***** Document segment
Finally, in another example of irrational kind of thinking promoted by the present day corporate obsession with creating and maintaining their intellectual monopolies, Gary L. Reback described an experience that he had while working with Sun Microsystems:

Too many patents are just as bad for society as too few. There are those who view the patent system as the seedbed of capitalism–the place where ideas and new technologies are nurtured. This is a romantic myth. In reality, patents are enormously powerful competitive weapons that are proliferating dangerously, and the U.S. Patent and Trademark Office (USPTO) has all the trappings of a revenue-driven, institutionalized arms merchant.

My own introduction to the realities of the patent system came in the 1980s, when my client, Sun Microsystems–then a small company–was accused by IBM of patent infringement.
**********
***** Dataset content
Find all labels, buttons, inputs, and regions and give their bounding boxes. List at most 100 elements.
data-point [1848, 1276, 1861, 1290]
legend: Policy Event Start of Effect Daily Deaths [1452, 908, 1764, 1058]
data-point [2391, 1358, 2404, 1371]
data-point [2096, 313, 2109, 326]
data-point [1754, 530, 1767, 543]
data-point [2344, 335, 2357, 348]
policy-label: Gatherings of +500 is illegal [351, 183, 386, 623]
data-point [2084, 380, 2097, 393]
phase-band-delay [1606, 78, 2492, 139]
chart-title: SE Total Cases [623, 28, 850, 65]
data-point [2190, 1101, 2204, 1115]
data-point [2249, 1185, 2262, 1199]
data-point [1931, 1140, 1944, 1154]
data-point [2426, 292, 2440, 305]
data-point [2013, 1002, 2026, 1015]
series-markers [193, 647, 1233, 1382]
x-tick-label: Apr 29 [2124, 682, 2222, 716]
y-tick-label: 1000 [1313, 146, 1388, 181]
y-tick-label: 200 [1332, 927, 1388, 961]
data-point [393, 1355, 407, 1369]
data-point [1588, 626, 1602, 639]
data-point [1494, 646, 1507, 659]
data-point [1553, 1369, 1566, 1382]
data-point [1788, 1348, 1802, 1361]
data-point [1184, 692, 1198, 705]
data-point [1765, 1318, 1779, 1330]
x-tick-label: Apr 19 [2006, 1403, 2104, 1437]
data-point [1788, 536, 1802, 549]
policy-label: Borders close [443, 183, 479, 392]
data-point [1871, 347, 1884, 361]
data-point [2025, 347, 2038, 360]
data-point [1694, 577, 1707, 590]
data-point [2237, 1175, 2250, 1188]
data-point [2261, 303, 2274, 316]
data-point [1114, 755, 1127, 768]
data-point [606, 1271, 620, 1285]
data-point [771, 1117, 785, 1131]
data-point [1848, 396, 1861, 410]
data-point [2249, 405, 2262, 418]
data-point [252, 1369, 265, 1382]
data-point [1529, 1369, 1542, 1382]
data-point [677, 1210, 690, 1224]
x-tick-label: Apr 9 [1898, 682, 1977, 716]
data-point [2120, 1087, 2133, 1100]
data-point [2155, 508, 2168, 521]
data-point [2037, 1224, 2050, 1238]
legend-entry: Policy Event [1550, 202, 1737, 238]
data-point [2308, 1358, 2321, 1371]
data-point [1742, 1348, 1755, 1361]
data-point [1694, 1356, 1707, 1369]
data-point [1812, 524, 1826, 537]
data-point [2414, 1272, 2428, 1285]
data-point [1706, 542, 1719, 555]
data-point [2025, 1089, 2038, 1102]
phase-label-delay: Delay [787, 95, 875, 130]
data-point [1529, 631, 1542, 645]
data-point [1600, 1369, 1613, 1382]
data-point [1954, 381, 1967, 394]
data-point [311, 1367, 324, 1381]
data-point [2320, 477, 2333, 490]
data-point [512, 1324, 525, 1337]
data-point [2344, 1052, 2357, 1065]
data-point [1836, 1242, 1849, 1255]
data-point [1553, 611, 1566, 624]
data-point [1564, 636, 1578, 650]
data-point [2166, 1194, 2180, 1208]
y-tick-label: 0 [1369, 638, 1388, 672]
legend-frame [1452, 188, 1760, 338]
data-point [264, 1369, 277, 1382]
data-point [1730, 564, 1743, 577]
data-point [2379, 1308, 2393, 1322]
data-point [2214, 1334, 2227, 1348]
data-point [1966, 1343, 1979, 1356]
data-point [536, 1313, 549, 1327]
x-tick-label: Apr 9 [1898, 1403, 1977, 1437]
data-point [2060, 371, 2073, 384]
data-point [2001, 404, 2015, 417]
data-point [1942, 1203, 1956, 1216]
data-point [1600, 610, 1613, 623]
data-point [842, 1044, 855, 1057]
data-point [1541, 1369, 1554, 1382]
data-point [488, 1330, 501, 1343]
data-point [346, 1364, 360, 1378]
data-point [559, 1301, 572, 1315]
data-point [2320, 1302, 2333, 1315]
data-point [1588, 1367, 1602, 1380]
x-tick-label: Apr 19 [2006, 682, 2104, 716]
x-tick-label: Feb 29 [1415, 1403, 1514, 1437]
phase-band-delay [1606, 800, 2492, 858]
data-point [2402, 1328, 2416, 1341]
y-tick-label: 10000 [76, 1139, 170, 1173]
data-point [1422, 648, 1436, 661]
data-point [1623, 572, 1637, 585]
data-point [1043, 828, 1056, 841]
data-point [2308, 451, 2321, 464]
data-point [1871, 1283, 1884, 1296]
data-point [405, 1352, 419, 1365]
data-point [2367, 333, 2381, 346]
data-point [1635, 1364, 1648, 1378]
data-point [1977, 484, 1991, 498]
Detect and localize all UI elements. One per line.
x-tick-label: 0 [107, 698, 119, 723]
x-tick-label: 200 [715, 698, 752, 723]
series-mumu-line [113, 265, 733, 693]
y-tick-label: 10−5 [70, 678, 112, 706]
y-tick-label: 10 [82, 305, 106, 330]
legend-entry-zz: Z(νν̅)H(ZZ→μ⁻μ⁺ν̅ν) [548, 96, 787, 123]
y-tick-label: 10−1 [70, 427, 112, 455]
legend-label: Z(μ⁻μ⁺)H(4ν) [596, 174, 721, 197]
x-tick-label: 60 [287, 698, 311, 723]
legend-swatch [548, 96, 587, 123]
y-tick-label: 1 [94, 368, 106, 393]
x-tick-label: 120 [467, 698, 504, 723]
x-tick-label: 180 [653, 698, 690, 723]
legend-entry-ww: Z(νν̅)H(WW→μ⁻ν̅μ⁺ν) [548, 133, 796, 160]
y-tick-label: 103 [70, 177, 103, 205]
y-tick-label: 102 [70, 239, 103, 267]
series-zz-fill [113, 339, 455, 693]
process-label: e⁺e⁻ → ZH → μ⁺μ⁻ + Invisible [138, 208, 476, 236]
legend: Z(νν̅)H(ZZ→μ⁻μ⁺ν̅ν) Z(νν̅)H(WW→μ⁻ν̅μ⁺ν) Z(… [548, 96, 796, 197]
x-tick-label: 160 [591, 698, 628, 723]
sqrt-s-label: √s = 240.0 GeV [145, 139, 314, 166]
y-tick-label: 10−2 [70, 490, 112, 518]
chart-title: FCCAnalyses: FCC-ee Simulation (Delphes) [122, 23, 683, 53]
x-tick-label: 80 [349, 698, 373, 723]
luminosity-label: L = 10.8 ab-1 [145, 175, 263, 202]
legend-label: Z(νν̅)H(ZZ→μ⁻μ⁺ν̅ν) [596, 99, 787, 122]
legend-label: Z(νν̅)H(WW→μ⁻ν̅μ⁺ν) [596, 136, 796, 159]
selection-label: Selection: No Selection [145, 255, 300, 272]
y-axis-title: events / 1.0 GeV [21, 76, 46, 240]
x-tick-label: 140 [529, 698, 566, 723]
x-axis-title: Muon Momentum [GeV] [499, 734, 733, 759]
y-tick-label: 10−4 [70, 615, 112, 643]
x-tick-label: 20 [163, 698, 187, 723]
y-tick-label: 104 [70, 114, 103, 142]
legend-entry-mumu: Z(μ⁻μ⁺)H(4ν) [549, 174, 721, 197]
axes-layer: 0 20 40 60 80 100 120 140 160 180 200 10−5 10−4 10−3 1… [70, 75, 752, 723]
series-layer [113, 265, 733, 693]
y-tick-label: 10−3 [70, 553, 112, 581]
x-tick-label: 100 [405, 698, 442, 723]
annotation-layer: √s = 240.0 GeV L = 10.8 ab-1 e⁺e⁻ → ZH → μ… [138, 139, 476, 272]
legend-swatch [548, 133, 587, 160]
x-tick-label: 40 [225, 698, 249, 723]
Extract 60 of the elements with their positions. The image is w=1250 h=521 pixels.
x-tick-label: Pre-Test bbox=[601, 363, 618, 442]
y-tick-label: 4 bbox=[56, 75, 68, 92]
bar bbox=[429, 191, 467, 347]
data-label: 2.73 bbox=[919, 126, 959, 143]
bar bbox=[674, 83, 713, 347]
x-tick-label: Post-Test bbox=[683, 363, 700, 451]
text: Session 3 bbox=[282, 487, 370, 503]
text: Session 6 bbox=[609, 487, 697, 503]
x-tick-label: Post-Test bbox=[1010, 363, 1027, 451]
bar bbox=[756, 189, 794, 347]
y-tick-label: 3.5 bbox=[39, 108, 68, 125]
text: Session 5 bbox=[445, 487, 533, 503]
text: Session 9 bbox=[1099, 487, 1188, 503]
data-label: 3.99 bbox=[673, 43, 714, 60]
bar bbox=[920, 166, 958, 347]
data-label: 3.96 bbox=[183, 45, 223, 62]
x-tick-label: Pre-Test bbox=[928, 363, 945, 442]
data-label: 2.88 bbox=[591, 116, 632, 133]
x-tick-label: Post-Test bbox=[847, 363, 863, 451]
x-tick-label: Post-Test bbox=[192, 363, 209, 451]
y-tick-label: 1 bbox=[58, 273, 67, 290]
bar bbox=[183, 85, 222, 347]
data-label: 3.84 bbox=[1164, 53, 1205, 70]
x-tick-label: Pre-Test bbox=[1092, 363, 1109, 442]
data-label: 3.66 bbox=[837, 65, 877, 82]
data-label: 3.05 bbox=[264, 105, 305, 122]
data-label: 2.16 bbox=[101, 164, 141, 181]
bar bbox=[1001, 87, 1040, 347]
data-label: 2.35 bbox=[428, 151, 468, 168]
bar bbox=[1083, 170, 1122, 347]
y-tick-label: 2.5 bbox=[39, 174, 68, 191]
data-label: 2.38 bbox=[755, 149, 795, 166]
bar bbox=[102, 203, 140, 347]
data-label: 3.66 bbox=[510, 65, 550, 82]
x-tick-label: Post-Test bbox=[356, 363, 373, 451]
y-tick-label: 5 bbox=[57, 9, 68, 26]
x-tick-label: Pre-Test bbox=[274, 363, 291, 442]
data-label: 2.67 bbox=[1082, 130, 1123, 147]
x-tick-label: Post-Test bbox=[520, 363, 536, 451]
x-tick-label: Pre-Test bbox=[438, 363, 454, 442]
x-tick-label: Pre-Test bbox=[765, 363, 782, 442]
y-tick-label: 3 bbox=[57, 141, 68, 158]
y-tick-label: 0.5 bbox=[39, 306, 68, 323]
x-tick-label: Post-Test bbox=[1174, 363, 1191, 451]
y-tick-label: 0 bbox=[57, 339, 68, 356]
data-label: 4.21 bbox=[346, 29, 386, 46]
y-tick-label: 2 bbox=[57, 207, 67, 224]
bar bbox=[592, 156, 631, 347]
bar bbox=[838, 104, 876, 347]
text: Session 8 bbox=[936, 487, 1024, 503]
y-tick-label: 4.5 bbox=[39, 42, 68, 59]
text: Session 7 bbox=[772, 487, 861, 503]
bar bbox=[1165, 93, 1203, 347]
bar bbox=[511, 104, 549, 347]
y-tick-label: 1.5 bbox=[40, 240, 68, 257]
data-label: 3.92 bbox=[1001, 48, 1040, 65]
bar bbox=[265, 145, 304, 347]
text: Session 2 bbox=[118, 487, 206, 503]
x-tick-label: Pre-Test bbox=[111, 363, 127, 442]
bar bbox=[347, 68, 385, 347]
**********
Write out the patent passage again, everything from "Finally, in another" down to "of patent infringement.", swapping "arms merchant" for "weapons dealer". Use only the patent passage to answer.

§ **Output for this task**:
Finally, in another example of irrational kind of thinking promoted by the present day corporate obsession with creating and maintaining their intellectual monopolies, Gary L. Reback described an experience that he had while working with Sun Microsystems:

Too many patents are just as bad for society as too few. There are those who view the patent system as the seedbed of capitalism–the place where ideas and new technologies are nurtured. This is a romantic myth. In reality, patents are enormously powerful competitive weapons that are proliferating dangerously, and the U.S. Patent and Trademark Office (USPTO) has all the trappings of a revenue-driven, institutionalized weapons dealer.

My own introduction to the realities of the patent system came in the 1980s, when my client, Sun Microsystems–then a small company–was accused by IBM of patent infringement.